Items from a data source
--------
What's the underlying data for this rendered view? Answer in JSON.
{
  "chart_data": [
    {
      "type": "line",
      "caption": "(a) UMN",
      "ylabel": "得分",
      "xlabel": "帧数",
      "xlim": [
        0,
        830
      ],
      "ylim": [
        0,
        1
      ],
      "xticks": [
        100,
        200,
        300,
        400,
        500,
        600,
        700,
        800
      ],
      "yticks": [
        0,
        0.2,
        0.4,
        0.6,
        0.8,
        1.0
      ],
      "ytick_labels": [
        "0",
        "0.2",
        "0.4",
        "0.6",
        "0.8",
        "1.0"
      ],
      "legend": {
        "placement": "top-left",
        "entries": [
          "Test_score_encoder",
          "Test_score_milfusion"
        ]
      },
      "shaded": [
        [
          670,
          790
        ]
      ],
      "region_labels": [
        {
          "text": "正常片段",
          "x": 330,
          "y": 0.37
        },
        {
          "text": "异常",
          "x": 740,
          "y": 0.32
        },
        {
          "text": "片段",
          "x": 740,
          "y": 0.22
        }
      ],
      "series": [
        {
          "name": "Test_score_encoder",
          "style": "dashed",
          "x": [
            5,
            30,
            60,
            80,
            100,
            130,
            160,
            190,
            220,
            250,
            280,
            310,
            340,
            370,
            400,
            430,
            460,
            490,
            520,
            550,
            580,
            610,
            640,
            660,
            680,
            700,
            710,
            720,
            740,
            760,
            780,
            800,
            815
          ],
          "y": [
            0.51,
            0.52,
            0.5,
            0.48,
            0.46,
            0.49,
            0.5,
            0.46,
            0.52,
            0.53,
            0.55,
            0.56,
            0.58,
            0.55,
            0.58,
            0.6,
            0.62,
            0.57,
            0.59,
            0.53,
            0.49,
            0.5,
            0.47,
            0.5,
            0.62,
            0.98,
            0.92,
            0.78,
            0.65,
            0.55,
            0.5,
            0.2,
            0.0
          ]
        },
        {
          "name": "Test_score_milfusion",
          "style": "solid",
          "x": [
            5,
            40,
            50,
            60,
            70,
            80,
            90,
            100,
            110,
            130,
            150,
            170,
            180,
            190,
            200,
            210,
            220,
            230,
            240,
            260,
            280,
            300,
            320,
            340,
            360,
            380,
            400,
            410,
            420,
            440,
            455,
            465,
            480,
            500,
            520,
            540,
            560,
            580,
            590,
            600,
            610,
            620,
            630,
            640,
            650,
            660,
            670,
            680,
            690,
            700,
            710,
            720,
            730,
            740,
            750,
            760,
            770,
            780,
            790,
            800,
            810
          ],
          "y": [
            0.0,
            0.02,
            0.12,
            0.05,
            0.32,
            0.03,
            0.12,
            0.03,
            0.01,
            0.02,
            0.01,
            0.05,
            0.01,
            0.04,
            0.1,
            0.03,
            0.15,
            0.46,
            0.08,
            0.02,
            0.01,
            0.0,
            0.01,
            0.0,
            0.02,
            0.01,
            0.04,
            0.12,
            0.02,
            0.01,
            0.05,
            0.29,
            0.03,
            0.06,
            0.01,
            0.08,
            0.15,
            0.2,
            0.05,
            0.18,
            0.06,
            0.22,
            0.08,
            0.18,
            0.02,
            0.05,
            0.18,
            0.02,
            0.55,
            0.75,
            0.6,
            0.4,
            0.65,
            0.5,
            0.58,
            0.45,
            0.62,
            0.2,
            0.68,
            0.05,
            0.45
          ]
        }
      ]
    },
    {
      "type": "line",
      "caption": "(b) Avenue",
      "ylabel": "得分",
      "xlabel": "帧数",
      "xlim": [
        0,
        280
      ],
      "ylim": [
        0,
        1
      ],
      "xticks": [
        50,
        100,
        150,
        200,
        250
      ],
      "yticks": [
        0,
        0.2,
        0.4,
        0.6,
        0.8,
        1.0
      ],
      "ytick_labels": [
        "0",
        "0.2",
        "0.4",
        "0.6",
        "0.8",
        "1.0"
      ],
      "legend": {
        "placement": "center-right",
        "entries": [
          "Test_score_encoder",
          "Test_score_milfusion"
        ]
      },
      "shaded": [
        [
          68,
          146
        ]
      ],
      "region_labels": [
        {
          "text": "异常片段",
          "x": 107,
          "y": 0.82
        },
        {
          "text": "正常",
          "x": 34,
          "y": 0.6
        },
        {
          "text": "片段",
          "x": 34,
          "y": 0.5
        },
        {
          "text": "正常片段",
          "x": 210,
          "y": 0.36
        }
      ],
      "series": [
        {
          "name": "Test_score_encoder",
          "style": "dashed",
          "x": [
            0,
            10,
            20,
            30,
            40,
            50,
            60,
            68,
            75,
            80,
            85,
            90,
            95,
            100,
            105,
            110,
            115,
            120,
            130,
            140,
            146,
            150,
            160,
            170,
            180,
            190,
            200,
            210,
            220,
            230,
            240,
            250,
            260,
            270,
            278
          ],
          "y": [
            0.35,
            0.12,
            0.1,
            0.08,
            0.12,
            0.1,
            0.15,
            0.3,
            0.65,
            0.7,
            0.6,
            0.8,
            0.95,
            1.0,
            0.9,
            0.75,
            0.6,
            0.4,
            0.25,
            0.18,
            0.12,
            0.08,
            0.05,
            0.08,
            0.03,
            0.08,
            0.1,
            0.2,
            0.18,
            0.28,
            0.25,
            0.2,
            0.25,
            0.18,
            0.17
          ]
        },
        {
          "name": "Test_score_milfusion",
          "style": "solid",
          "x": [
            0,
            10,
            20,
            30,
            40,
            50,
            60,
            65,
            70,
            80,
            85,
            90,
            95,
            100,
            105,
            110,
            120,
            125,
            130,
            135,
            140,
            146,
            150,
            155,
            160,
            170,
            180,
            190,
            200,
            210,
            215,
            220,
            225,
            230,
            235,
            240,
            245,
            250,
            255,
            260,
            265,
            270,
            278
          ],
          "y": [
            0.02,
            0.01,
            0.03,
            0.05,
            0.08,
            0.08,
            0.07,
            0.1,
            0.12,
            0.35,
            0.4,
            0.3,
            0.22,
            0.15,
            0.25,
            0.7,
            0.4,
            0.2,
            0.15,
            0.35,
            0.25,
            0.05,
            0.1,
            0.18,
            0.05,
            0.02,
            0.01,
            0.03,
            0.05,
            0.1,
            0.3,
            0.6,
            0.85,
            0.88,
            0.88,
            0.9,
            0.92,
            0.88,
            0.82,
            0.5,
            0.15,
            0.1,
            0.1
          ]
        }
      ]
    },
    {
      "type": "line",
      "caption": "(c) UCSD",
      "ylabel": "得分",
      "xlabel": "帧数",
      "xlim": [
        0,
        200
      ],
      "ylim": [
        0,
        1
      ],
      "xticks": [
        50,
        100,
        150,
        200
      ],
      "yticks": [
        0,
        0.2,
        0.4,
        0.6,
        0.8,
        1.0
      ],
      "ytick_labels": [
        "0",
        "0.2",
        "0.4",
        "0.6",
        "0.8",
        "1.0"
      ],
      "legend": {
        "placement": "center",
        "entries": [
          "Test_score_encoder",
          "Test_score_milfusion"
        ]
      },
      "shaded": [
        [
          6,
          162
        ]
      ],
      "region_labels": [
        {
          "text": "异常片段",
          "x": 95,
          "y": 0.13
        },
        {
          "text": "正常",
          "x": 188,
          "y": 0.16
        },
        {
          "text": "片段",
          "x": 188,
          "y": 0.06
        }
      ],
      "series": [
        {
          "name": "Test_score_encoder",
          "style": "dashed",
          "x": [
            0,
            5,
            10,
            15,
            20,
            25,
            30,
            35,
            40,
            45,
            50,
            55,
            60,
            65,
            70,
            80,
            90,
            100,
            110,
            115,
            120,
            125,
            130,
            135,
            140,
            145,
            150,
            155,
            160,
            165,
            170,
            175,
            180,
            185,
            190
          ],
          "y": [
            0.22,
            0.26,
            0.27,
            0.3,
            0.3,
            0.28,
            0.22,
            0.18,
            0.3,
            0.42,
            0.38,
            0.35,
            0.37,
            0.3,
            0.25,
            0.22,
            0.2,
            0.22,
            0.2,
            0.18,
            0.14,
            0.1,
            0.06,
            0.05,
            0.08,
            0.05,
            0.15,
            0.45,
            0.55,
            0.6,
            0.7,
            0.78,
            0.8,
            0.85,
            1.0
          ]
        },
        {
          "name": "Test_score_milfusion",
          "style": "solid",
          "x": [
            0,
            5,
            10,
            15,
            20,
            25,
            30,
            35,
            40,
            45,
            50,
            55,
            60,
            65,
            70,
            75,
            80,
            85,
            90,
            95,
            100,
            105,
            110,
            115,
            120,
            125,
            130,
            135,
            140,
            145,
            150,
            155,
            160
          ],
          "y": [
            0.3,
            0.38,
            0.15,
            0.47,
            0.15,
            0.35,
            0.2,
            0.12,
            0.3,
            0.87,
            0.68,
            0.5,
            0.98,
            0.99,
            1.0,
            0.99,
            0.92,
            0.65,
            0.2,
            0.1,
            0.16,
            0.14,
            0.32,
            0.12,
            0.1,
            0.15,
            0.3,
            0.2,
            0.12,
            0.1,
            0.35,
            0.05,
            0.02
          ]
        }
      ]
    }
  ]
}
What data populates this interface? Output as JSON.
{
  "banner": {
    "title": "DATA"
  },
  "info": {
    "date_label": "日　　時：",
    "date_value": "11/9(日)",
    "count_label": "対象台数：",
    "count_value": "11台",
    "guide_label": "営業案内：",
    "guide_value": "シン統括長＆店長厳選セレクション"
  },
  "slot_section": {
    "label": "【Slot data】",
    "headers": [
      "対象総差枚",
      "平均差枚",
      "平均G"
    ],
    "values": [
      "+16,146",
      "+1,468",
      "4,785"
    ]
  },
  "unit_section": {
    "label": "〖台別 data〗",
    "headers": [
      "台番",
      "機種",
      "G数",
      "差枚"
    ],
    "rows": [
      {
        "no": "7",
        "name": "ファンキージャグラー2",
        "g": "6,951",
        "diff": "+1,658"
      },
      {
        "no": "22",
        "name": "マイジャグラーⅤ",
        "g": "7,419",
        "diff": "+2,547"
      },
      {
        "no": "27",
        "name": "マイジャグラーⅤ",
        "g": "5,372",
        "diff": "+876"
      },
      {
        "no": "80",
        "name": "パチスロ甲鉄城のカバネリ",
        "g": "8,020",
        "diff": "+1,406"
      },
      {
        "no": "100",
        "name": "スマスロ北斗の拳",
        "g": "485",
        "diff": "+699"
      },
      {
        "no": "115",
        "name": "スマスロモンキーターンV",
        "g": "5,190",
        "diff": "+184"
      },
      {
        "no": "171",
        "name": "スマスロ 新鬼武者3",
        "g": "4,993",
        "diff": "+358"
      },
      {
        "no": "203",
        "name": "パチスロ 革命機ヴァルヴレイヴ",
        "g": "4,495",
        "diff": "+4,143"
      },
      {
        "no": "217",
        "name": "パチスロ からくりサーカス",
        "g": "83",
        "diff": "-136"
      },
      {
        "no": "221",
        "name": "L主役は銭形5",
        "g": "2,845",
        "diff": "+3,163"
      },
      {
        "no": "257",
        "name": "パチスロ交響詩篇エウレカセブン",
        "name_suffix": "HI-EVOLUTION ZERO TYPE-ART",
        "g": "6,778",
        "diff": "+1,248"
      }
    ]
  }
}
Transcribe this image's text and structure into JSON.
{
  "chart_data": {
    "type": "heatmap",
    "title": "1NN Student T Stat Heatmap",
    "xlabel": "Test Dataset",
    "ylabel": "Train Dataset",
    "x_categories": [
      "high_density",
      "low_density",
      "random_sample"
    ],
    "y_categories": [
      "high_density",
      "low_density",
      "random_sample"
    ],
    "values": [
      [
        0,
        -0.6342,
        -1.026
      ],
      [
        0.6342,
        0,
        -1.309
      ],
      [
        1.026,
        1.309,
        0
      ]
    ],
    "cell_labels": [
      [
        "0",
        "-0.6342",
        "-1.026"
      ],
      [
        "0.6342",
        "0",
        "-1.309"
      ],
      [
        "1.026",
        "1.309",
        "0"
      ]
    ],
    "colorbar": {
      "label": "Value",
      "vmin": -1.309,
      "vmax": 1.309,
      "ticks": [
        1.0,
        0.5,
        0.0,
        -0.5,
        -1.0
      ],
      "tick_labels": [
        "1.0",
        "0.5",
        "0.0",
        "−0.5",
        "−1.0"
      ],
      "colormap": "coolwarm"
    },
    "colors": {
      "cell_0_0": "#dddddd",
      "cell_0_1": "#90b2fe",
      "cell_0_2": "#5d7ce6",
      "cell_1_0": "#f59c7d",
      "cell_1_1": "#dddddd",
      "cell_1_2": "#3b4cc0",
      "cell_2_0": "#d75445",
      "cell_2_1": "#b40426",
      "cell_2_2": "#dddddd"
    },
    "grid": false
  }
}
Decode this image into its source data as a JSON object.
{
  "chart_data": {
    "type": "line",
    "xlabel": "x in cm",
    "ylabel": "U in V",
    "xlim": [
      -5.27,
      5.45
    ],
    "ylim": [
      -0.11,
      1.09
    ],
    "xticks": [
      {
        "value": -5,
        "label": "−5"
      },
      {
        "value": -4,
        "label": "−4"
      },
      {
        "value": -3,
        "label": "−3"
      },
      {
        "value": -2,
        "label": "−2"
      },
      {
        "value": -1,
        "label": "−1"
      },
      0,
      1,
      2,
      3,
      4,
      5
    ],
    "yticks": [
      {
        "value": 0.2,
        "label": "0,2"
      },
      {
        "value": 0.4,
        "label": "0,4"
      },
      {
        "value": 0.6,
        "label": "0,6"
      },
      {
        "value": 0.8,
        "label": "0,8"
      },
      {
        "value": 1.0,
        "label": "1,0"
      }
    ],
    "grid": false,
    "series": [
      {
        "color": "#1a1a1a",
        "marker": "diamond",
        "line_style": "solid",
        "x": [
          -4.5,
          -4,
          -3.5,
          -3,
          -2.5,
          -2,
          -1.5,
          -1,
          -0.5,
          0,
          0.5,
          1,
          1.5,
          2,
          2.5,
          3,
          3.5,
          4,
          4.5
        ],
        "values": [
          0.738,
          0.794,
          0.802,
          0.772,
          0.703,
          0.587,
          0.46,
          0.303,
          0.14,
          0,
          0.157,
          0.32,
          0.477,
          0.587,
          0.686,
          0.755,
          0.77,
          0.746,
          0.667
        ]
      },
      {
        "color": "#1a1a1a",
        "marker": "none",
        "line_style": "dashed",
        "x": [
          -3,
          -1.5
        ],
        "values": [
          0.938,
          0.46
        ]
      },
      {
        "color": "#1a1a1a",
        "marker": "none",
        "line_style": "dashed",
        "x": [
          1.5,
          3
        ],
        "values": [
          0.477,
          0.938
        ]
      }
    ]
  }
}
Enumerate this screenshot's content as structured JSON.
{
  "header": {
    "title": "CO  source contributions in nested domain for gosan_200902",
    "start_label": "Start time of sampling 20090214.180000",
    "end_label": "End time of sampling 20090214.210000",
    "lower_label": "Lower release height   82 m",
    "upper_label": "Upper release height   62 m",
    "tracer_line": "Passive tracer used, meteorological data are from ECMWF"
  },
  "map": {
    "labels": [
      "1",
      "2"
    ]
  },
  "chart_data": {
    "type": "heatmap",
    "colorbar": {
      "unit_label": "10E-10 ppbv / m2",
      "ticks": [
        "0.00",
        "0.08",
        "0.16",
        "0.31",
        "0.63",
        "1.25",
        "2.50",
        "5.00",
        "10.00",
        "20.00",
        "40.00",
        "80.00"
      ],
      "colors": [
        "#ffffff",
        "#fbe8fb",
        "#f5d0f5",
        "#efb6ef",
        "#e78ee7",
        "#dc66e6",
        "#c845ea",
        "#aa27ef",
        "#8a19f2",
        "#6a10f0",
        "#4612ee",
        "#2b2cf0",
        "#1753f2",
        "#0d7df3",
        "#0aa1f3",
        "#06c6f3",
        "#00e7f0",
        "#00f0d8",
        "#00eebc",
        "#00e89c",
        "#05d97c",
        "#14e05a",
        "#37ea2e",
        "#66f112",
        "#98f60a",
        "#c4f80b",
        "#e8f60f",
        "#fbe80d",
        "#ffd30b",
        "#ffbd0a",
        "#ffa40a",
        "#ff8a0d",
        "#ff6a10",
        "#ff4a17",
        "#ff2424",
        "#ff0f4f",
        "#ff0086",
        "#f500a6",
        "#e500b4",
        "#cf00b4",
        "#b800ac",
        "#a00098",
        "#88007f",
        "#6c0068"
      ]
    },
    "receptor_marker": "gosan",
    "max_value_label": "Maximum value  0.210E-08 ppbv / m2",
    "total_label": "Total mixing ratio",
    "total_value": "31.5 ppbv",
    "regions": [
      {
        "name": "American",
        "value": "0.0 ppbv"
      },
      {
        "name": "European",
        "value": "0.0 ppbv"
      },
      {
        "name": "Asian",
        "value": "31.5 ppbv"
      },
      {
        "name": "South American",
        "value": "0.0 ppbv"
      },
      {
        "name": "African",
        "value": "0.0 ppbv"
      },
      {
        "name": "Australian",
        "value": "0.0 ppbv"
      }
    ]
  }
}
--------
What the task requires :: Pick out lines containing the word "Dataset", each one as written.

Response to this task ::
    "xlabel": "Test Dataset",
    "ylabel": "Train Dataset",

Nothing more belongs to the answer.